# Written exercise
Would you set down every entry shown below, precisely as written?

# Supplied records
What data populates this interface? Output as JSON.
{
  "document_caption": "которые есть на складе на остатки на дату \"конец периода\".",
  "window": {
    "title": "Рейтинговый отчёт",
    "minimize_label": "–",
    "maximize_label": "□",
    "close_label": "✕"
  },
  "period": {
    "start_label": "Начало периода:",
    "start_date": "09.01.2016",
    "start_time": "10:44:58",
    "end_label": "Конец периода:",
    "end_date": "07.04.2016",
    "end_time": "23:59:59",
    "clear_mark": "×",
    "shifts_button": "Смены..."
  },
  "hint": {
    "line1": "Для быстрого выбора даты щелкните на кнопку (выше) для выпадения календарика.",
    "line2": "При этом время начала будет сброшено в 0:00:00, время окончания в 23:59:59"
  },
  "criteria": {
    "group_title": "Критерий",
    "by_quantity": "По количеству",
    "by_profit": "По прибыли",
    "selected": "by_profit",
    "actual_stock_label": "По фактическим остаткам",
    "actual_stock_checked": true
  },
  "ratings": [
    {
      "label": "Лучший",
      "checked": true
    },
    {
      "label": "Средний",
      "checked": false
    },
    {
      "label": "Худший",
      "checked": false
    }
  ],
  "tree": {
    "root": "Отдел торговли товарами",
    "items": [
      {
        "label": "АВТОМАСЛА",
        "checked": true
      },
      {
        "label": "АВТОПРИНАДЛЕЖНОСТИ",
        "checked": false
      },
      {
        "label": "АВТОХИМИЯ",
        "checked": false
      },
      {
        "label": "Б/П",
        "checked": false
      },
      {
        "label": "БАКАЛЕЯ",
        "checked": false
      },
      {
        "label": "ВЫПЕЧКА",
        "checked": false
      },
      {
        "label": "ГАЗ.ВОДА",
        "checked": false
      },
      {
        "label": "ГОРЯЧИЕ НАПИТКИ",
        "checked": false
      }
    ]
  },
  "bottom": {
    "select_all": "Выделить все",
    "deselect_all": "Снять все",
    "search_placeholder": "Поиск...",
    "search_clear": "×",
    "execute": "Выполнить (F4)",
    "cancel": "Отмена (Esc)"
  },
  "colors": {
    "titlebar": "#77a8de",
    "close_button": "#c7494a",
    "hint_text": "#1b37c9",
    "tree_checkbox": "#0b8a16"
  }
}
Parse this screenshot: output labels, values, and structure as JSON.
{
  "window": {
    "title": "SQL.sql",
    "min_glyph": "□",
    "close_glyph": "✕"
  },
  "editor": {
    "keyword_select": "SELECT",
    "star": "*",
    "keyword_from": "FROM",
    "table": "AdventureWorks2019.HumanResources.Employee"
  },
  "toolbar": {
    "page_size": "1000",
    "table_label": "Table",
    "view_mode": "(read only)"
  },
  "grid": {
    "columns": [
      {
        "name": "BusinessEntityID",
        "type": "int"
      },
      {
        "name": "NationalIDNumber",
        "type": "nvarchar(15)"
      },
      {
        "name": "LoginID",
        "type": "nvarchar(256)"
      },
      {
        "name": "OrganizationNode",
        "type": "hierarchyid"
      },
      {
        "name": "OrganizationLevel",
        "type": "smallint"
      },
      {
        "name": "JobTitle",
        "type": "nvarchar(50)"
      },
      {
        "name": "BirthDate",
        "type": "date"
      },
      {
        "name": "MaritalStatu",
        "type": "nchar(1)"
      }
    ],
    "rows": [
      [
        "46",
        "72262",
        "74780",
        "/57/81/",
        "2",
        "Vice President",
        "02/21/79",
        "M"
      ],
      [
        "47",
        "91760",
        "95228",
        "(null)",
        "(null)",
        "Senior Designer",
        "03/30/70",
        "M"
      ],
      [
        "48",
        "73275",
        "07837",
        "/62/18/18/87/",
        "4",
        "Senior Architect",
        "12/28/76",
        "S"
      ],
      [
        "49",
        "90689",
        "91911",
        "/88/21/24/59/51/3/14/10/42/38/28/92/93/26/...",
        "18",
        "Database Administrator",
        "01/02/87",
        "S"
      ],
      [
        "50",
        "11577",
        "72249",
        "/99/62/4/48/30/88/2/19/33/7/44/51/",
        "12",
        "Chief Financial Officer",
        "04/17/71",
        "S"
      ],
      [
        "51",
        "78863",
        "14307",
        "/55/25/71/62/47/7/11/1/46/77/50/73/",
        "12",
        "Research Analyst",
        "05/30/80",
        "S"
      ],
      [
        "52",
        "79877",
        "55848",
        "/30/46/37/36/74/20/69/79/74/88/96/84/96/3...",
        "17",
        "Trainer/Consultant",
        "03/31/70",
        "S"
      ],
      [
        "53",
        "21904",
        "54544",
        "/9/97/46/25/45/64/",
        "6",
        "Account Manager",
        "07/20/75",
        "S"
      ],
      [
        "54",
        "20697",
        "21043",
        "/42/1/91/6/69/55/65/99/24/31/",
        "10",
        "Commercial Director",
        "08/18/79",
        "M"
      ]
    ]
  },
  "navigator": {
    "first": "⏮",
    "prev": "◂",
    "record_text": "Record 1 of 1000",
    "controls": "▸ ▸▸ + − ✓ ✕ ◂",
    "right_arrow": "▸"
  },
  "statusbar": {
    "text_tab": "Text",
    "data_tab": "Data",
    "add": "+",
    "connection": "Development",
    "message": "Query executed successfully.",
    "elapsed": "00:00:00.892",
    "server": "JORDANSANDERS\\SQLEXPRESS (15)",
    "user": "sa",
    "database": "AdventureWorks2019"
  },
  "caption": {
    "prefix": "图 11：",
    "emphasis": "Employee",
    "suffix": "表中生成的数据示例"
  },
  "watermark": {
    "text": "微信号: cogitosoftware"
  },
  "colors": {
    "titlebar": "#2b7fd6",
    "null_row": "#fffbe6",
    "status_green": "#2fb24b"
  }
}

# The output
What data populates this interface? Output as JSON.
{
  "document_caption": "которые есть на складе на остатки на дату \"конец периода\".",
  "window": {
    "title": "Рейтинговый отчёт",
    "minimize_label": "–",
    "maximize_label": "□",
    "close_label": "✕"
  },
  "period": {
    "start_label": "Начало периода:",
    "start_date": "09.01.2016",
    "start_time": "10:44:58",
    "end_label": "Конец периода:",
    "end_date": "07.04.2016",
    "end_time": "23:59:59",
    "clear_mark": "×",
    "shifts_button": "Смены..."
  },
  "hint": {
    "line1": "Для быстрого выбора даты щелкните на кнопку (выше) для выпадения календарика.",
    "line2": "При этом время начала будет сброшено в 0:00:00, время окончания в 23:59:59"
  },
  "criteria": {
    "group_title": "Критерий",
    "by_quantity": "По количеству",
    "by_profit": "По прибыли",
    "selected": "by_profit",
    "actual_stock_label": "По фактическим остаткам",
    "actual_stock_checked": true
  },
  "ratings": [
    {
      "label": "Лучший",
      "checked": true
    },
    {
      "label": "Средний",
      "checked": false
    },
    {
      "label": "Худший",
      "checked": false
    }
  ],
  "tree": {
    "root": "Отдел торговли товарами",
    "items": [
      {
        "label": "АВТОМАСЛА",
        "checked": true
      },
      {
        "label": "АВТОПРИНАДЛЕЖНОСТИ",
        "checked": false
      },
      {
        "label": "АВТОХИМИЯ",
        "checked": false
      },
      {
        "label": "Б/П",
        "checked": false
      },
      {
        "label": "БАКАЛЕЯ",
        "checked": false
      },
      {
        "label": "ВЫПЕЧКА",
        "checked": false
      },
      {
        "label": "ГАЗ.ВОДА",
        "checked": false
      },
      {
        "label": "ГОРЯЧИЕ НАПИТКИ",
        "checked": false
      }
    ]
  },
  "bottom": {
    "select_all": "Выделить все",
    "deselect_all": "Снять все",
    "search_placeholder": "Поиск...",
    "search_clear": "×",
    "execute": "Выполнить (F4)",
    "cancel": "Отмена (Esc)"
  },
  "colors": {
    "titlebar": "#77a8de",
    "close_button": "#c7494a",
    "hint_text": "#1b37c9",
    "tree_checkbox": "#0b8a16"
  }
}
Parse this screenshot: output labels, values, and structure as JSON.
{
  "window": {
    "title": "SQL.sql",
    "min_glyph": "□",
    "close_glyph": "✕"
  },
  "editor": {
    "keyword_select": "SELECT",
    "star": "*",
    "keyword_from": "FROM",
    "table": "AdventureWorks2019.HumanResources.Employee"
  },
  "toolbar": {
    "page_size": "1000",
    "table_label": "Table",
    "view_mode": "(read only)"
  },
  "grid": {
    "columns": [
      {
        "name": "BusinessEntityID",
        "type": "int"
      },
      {
        "name": "NationalIDNumber",
        "type": "nvarchar(15)"
      },
      {
        "name": "LoginID",
        "type": "nvarchar(256)"
      },
      {
        "name": "OrganizationNode",
        "type": "hierarchyid"
      },
      {
        "name": "OrganizationLevel",
        "type": "smallint"
      },
      {
        "name": "JobTitle",
        "type": "nvarchar(50)"
      },
      {
        "name": "BirthDate",
        "type": "date"
      },
      {
        "name": "MaritalStatu",
        "type": "nchar(1)"
      }
    ],
    "rows": [
      [
        "46",
        "72262",
        "74780",
        "/57/81/",
        "2",
        "Vice President",
        "02/21/79",
        "M"
      ],
      [
        "47",
        "91760",
        "95228",
        "(null)",
        "(null)",
        "Senior Designer",
        "03/30/70",
        "M"
      ],
      [
        "48",
        "73275",
        "07837",
        "/62/18/18/87/",
        "4",
        "Senior Architect",
        "12/28/76",
        "S"
      ],
      [
        "49",
        "90689",
        "91911",
        "/88/21/24/59/51/3/14/10/42/38/28/92/93/26/...",
        "18",
        "Database Administrator",
        "01/02/87",
        "S"
      ],
      [
        "50",
        "11577",
        "72249",
        "/99/62/4/48/30/88/2/19/33/7/44/51/",
        "12",
        "Chief Financial Officer",
        "04/17/71",
        "S"
      ],
      [
        "51",
        "78863",
        "14307",
        "/55/25/71/62/47/7/11/1/46/77/50/73/",
        "12",
        "Research Analyst",
        "05/30/80",
        "S"
      ],
      [
        "52",
        "79877",
        "55848",
        "/30/46/37/36/74/20/69/79/74/88/96/84/96/3...",
        "17",
        "Trainer/Consultant",
        "03/31/70",
        "S"
      ],
      [
        "53",
        "21904",
        "54544",
        "/9/97/46/25/45/64/",
        "6",
        "Account Manager",
        "07/20/75",
        "S"
      ],
      [
        "54",
        "20697",
        "21043",
        "/42/1/91/6/69/55/65/99/24/31/",
        "10",
        "Commercial Director",
        "08/18/79",
        "M"
      ]
    ]
  },
  "navigator": {
    "first": "⏮",
    "prev": "◂",
    "record_text": "Record 1 of 1000",
    "controls": "▸ ▸▸ + − ✓ ✕ ◂",
    "right_arrow": "▸"
  },
  "statusbar": {
    "text_tab": "Text",
    "data_tab": "Data",
    "add": "+",
    "connection": "Development",
    "message": "Query executed successfully.",
    "elapsed": "00:00:00.892",
    "server": "JORDANSANDERS\\SQLEXPRESS (15)",
    "user": "sa",
    "database": "AdventureWorks2019"
  },
  "caption": {
    "prefix": "图 11：",
    "emphasis": "Employee",
    "suffix": "表中生成的数据示例"
  },
  "watermark": {
    "text": "微信号: cogitosoftware"
  },
  "colors": {
    "titlebar": "#2b7fd6",
    "null_row": "#fffbe6",
    "status_green": "#2fb24b"
  }
}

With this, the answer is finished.